▶ [What to work on] Using the data below, gather each line that includes the word "from".

▶ [Extracted data]
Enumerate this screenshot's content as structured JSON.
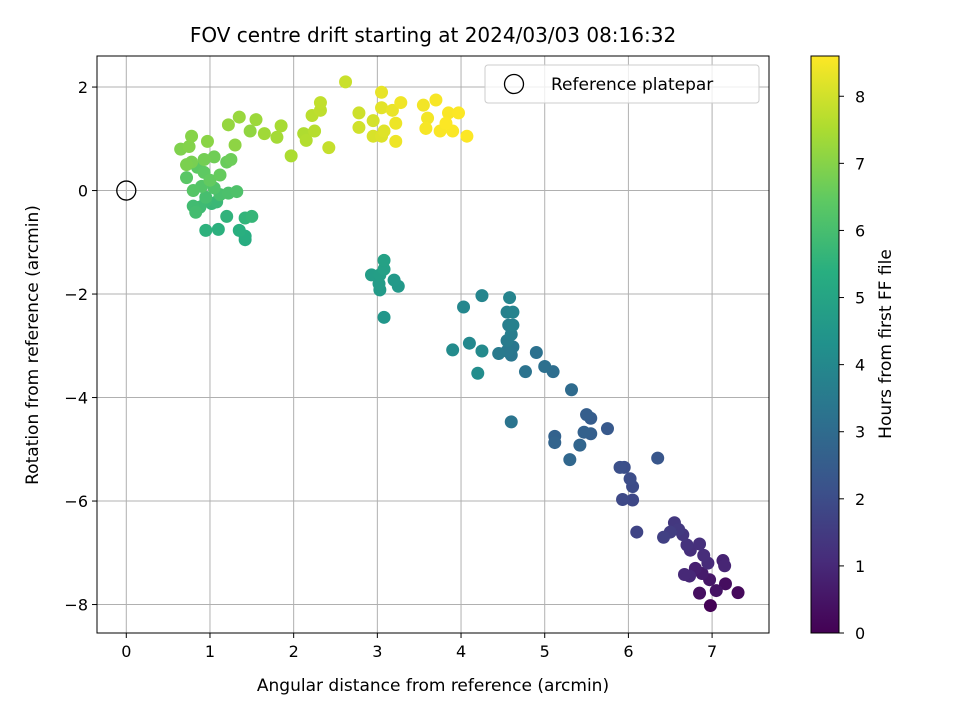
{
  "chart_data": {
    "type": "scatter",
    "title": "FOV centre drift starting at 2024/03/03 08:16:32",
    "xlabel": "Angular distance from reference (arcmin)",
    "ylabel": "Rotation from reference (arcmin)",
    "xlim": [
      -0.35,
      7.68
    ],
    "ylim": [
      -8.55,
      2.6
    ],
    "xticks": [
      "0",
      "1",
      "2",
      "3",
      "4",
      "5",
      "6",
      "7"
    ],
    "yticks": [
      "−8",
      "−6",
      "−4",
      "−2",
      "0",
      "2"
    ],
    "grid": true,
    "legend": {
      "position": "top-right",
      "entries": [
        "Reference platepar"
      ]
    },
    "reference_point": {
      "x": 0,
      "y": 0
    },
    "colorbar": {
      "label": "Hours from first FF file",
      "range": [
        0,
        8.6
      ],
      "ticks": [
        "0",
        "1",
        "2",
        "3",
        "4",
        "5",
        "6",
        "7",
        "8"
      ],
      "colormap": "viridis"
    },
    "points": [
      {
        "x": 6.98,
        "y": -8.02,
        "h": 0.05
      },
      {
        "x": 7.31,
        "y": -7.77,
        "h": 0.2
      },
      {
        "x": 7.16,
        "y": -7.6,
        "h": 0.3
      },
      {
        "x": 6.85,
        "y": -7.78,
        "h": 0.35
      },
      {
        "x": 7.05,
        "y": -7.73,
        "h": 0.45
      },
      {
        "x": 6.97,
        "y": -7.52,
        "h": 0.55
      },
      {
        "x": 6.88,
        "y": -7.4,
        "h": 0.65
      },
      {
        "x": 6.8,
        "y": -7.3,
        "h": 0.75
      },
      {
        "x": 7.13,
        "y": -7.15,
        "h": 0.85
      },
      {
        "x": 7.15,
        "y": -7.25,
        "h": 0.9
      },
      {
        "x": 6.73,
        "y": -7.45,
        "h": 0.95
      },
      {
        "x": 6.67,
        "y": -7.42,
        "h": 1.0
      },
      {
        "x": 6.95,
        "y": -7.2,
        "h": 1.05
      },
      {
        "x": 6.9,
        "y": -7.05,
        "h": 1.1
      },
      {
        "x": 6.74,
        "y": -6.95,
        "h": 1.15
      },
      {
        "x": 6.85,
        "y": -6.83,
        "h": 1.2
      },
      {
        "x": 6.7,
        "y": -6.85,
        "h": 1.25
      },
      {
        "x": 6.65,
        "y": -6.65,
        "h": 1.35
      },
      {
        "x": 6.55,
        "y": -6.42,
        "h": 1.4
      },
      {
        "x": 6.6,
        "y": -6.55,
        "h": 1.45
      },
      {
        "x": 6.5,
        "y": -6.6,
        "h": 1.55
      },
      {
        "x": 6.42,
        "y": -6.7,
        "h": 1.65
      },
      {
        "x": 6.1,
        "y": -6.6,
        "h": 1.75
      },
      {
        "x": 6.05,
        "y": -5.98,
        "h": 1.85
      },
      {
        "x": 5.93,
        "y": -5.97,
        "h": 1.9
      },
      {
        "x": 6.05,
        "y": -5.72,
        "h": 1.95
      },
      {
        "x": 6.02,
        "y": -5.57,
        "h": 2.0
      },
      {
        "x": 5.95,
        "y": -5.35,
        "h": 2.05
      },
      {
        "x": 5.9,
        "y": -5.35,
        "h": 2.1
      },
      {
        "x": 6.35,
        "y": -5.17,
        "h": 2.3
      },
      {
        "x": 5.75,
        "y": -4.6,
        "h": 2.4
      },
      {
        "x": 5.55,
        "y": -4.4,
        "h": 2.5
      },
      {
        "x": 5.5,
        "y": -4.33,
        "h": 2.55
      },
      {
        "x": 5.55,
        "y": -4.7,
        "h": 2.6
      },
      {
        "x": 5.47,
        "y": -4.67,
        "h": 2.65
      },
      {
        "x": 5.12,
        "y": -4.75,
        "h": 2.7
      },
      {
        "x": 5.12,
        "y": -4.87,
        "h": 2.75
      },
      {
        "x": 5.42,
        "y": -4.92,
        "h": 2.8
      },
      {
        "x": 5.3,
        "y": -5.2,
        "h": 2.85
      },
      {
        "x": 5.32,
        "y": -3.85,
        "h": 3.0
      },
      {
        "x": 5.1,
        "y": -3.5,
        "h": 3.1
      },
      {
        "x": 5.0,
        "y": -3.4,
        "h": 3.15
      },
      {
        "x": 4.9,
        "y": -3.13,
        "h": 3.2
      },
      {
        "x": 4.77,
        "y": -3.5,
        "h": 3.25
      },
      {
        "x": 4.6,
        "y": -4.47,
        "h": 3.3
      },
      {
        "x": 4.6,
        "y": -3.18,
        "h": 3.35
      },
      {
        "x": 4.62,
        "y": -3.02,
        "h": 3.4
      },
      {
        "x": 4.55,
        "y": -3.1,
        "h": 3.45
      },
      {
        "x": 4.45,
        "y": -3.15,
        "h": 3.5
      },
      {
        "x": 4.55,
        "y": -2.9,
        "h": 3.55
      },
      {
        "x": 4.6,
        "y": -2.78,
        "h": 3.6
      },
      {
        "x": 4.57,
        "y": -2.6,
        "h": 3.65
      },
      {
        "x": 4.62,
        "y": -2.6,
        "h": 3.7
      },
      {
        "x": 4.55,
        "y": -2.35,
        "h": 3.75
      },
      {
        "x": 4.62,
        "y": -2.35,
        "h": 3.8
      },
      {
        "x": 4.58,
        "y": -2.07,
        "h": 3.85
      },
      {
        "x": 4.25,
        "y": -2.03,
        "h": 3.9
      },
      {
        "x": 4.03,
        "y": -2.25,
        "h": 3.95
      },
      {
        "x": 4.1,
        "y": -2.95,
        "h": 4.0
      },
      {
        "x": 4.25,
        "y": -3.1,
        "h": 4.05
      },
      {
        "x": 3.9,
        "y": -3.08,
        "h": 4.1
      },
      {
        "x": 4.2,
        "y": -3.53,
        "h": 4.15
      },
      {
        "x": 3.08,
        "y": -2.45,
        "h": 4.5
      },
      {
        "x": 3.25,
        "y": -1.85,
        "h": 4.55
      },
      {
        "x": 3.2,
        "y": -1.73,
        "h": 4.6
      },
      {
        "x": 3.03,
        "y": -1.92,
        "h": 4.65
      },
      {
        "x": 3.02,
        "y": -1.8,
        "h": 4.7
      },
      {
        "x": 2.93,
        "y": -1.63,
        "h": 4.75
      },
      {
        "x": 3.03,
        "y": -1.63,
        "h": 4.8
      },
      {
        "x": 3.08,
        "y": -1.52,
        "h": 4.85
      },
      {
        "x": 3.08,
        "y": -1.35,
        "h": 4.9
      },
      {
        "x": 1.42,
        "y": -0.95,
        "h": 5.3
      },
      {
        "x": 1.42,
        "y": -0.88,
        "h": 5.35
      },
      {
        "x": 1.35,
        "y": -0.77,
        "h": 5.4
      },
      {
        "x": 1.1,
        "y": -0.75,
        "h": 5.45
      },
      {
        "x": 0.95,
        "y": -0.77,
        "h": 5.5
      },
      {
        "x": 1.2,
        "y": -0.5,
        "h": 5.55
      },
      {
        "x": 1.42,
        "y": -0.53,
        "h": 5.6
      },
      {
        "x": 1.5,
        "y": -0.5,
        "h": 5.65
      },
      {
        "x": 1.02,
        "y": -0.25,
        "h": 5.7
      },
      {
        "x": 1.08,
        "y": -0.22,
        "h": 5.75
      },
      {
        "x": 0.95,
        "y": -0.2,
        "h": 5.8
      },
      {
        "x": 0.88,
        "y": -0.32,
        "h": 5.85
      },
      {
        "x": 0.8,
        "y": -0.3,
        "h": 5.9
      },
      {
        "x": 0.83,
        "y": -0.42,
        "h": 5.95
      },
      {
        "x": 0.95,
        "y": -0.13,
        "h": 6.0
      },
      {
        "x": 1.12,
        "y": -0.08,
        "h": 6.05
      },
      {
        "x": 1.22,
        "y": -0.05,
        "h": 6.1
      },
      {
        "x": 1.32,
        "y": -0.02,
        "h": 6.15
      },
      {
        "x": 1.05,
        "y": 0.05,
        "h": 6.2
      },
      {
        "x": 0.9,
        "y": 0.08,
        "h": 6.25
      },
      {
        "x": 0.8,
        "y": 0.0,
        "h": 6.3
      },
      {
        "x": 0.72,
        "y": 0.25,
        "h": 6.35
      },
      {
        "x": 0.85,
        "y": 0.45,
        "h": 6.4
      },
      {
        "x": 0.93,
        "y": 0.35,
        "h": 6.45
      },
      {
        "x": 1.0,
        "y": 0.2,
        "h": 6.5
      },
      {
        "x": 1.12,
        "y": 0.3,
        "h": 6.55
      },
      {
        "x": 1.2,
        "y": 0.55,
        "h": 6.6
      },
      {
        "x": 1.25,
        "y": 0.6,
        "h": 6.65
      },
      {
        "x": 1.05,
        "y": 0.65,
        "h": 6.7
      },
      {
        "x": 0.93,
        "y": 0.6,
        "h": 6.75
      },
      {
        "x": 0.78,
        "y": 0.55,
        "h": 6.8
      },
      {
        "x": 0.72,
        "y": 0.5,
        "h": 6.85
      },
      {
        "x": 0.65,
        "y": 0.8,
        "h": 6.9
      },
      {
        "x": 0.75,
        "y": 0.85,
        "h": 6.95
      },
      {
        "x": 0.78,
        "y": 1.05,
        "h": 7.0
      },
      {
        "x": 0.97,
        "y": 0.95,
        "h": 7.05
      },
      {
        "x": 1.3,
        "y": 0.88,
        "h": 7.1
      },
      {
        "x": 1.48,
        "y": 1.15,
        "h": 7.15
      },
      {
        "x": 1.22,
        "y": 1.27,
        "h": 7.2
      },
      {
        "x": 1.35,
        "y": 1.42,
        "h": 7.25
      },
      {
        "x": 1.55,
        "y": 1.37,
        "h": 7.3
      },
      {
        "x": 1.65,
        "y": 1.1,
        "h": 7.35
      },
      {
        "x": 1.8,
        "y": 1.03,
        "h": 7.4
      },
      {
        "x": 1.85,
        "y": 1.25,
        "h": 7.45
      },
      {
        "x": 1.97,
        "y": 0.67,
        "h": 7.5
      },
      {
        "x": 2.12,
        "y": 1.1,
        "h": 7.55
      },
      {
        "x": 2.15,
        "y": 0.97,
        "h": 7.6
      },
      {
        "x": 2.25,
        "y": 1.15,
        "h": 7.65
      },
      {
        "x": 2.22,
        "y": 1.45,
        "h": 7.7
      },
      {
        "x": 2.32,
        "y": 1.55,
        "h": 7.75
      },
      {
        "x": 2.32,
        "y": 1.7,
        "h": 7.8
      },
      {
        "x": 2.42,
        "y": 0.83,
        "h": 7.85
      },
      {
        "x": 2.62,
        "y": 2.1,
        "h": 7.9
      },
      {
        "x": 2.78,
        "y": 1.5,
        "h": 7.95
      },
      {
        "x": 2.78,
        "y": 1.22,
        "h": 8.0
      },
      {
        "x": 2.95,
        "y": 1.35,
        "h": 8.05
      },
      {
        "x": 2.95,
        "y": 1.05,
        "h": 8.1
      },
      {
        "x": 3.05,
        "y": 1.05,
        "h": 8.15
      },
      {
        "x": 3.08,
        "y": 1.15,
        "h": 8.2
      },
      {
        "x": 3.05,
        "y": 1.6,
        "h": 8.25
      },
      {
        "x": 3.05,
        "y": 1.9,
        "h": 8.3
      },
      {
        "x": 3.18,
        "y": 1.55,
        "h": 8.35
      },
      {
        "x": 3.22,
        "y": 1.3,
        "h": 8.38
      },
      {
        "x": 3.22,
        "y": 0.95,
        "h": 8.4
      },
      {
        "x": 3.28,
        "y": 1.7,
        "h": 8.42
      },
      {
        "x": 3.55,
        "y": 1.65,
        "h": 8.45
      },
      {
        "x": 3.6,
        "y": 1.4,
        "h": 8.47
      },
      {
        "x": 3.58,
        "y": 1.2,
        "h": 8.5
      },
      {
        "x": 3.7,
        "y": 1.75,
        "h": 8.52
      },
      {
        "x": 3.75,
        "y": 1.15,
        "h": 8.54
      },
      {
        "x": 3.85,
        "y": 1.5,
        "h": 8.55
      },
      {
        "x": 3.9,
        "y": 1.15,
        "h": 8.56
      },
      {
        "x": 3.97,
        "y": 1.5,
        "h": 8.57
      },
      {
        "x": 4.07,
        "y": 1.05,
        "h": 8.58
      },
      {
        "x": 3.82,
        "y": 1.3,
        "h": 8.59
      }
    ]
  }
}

▶ [Solution to the exercise]
    "xlabel": "Angular distance from reference (arcmin)",
    "ylabel": "Rotation from reference (arcmin)",
      "label": "Hours from first FF file",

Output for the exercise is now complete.